### Entries

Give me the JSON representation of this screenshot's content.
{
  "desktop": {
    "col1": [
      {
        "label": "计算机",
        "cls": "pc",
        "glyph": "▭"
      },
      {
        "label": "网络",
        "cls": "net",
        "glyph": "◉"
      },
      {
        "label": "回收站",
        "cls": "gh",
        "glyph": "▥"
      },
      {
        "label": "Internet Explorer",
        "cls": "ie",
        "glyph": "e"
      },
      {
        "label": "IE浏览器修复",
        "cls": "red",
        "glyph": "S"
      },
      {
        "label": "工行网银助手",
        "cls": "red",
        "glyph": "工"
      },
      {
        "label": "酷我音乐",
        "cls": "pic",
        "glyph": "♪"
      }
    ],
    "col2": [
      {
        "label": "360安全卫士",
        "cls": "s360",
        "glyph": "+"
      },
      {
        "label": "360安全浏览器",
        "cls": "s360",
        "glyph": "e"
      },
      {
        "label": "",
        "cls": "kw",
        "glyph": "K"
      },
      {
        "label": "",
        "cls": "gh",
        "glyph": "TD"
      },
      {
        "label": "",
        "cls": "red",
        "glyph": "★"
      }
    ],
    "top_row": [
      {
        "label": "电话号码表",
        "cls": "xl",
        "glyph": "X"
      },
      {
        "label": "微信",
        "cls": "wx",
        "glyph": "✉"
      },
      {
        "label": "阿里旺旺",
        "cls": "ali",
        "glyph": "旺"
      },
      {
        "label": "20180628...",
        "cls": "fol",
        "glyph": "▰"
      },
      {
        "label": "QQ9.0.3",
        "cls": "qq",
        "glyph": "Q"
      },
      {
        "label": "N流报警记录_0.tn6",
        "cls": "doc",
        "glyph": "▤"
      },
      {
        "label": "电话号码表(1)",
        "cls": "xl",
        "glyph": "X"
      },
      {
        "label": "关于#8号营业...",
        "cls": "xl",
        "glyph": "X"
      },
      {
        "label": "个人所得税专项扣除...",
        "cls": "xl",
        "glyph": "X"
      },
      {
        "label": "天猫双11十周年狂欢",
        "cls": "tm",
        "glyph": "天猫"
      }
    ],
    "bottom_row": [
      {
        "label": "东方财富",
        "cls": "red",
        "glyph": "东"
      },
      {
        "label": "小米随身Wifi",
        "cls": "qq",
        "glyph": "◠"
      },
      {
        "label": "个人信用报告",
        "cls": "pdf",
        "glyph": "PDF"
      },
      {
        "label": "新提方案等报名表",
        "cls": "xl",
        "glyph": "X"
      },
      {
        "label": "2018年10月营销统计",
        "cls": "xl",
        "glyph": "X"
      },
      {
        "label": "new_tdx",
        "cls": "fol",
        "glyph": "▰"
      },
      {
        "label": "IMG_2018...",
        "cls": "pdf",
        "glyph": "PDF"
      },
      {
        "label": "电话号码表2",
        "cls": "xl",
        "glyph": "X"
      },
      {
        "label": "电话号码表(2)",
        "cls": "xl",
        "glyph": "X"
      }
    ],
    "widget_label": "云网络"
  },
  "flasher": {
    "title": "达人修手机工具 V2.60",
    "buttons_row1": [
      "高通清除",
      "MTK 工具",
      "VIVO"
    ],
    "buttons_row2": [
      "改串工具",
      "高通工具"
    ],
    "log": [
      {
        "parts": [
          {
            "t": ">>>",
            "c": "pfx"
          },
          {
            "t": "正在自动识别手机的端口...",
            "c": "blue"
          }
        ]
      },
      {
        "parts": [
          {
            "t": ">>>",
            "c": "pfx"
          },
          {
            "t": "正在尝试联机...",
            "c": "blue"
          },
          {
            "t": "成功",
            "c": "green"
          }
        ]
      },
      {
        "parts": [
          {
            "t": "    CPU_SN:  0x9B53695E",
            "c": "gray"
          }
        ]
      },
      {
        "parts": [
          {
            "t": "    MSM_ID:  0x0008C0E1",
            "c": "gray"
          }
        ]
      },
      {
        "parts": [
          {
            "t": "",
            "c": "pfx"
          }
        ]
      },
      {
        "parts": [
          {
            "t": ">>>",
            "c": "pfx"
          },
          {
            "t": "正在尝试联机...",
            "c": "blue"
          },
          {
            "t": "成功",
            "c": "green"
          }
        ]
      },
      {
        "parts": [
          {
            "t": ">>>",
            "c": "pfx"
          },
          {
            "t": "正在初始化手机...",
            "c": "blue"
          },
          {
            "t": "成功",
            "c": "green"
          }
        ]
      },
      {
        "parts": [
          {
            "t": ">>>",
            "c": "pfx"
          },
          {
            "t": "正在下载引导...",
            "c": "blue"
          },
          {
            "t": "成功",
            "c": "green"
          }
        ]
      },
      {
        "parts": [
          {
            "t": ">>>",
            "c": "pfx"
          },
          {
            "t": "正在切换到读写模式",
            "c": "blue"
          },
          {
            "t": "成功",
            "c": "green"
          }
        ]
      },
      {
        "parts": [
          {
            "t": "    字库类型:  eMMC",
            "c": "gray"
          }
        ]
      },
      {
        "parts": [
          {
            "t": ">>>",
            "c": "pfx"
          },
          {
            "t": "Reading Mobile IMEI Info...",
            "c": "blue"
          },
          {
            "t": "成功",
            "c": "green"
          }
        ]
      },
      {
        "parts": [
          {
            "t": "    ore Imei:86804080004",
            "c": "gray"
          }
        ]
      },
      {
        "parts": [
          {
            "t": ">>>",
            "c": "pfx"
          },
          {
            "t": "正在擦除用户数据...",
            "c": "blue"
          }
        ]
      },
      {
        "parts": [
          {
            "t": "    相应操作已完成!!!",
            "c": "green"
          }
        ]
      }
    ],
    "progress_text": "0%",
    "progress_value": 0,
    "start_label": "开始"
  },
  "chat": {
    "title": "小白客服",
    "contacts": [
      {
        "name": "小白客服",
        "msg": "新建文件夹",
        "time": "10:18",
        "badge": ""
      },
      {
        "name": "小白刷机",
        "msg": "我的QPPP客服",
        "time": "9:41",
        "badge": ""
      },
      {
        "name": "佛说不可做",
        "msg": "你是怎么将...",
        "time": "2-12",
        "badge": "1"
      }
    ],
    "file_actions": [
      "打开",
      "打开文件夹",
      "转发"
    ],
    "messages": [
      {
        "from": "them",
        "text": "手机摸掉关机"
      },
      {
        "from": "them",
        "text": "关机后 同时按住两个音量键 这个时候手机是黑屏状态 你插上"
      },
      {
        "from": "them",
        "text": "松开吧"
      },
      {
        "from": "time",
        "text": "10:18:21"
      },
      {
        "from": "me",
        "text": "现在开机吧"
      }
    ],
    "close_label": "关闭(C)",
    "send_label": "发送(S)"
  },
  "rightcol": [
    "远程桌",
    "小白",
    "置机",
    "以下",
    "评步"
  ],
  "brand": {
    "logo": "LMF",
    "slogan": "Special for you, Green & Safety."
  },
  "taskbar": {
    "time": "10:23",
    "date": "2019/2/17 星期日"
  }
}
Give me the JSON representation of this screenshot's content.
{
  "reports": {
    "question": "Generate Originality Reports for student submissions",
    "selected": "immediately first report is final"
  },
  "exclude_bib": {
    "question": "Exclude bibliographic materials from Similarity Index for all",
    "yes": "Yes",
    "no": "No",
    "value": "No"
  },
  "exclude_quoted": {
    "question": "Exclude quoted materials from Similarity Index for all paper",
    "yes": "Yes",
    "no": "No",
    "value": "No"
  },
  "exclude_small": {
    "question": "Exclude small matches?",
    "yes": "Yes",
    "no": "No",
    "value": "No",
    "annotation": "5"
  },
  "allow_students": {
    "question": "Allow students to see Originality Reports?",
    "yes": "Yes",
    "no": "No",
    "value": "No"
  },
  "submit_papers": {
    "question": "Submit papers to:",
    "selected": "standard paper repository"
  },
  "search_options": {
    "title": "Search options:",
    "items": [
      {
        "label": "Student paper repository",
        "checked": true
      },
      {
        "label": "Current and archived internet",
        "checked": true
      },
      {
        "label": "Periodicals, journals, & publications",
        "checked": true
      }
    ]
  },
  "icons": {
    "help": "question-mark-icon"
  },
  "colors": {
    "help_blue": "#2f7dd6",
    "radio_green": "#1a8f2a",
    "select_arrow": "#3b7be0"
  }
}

### Short task
Among the lines of the data above, count those holding "from" and state only the number.

### Exercise response
7